** Request **
Look below and pull out each line with the word "this".

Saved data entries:
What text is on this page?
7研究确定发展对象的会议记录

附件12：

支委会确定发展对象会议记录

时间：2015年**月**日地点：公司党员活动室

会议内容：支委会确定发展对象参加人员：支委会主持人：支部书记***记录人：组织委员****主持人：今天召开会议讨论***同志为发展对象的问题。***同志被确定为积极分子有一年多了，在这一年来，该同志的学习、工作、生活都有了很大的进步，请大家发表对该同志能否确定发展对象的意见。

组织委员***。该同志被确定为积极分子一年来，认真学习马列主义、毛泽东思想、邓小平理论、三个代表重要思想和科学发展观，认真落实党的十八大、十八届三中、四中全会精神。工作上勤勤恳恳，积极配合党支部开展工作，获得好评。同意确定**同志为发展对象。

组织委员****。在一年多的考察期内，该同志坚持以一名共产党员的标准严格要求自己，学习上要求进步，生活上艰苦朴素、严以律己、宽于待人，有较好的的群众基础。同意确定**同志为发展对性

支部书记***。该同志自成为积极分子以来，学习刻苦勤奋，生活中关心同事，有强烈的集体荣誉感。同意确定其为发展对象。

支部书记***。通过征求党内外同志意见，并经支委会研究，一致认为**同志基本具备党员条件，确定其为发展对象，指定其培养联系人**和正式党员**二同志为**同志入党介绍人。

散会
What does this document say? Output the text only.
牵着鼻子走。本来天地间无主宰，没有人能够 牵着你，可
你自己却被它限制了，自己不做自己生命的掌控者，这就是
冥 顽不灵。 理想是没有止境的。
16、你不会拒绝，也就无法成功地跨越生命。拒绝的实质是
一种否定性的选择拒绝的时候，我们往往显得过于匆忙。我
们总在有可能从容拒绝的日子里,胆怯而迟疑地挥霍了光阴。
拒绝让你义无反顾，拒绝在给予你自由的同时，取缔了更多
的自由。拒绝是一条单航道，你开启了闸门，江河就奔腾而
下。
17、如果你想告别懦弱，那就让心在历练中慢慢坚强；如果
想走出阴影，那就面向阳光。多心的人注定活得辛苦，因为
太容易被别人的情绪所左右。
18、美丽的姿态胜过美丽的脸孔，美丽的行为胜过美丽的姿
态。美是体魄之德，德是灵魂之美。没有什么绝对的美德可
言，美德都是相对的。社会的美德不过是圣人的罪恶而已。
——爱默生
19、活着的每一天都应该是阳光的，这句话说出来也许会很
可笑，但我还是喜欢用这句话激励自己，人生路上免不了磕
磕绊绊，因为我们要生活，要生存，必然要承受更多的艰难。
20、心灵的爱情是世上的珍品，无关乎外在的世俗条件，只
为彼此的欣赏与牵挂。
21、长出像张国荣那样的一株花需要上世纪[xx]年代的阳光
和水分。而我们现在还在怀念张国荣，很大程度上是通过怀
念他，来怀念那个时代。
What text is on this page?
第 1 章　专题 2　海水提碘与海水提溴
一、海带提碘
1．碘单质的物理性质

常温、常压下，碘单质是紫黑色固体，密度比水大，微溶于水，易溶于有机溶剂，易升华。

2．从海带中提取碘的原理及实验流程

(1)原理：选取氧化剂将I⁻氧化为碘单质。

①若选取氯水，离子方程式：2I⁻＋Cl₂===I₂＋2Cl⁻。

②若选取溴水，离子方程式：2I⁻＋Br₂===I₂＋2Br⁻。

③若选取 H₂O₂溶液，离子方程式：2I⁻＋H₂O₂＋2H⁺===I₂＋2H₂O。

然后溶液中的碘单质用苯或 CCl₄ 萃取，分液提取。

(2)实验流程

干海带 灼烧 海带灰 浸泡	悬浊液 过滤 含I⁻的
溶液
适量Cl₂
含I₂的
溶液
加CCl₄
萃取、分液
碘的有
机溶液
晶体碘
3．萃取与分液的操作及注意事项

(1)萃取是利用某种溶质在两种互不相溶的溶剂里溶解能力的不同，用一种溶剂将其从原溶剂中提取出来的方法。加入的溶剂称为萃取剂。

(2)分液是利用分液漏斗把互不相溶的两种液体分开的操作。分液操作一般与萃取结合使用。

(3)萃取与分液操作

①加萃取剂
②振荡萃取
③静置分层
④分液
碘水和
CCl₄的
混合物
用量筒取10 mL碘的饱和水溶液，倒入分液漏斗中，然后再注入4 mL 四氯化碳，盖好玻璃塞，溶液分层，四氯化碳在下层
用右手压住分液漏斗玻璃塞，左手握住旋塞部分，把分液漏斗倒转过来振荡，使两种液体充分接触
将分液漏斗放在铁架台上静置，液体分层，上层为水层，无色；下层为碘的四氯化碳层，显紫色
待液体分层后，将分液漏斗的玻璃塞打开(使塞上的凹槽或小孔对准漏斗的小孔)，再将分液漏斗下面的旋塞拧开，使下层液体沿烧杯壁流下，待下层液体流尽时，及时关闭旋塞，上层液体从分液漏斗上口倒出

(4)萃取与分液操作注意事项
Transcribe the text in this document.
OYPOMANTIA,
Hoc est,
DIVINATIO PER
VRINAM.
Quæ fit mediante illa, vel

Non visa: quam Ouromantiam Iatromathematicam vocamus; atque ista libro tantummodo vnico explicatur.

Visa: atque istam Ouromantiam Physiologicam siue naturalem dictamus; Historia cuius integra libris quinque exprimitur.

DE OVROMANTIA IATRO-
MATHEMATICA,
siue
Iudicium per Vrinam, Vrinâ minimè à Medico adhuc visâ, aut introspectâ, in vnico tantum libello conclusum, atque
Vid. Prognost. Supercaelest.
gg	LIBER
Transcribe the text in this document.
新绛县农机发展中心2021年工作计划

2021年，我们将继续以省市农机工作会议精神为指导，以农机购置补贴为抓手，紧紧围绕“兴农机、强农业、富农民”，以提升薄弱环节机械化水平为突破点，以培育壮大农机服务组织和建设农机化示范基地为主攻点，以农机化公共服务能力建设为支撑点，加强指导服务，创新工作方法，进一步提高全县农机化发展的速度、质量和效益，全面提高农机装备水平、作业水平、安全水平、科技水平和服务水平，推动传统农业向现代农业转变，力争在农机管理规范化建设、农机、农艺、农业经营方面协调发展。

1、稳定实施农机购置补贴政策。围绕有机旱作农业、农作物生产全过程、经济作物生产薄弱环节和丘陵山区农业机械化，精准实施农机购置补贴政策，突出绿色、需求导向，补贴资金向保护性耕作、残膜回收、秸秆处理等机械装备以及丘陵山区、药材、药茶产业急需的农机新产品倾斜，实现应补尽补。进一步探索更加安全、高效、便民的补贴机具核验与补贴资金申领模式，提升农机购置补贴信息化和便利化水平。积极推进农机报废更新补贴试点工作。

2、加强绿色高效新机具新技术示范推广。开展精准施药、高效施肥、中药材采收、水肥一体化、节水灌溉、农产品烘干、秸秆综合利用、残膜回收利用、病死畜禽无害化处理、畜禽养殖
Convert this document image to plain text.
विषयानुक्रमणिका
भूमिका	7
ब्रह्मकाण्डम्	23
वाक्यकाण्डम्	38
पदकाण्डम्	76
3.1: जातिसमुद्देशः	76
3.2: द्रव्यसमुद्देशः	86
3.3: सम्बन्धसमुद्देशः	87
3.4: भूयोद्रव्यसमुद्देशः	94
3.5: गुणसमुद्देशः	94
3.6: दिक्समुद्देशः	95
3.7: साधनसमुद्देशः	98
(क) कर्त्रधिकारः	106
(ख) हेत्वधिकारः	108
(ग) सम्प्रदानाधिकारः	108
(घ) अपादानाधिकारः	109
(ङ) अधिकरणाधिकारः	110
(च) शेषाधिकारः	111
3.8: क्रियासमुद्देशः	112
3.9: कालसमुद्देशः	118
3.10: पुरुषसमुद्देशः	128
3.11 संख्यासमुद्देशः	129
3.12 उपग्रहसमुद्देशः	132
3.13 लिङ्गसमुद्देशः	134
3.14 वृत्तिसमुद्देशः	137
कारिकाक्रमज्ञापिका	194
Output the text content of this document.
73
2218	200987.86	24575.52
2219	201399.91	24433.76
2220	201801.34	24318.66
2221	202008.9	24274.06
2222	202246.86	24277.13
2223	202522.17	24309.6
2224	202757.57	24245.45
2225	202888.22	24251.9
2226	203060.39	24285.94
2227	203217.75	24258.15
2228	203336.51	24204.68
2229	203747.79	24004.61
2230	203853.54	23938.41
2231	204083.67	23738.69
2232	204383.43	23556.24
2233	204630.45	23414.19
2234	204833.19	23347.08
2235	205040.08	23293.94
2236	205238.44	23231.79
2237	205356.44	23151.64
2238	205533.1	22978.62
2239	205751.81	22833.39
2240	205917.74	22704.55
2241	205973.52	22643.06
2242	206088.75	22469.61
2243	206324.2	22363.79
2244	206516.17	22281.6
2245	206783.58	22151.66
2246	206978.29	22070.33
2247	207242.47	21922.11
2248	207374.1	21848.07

** In response **
What text is on this page?
What does this document say? Output the text only.
What text is on this page?
Transcribe the text in this document.
Transcribe the text in this document.
Convert this document image to plain text.
Output the text content of this document.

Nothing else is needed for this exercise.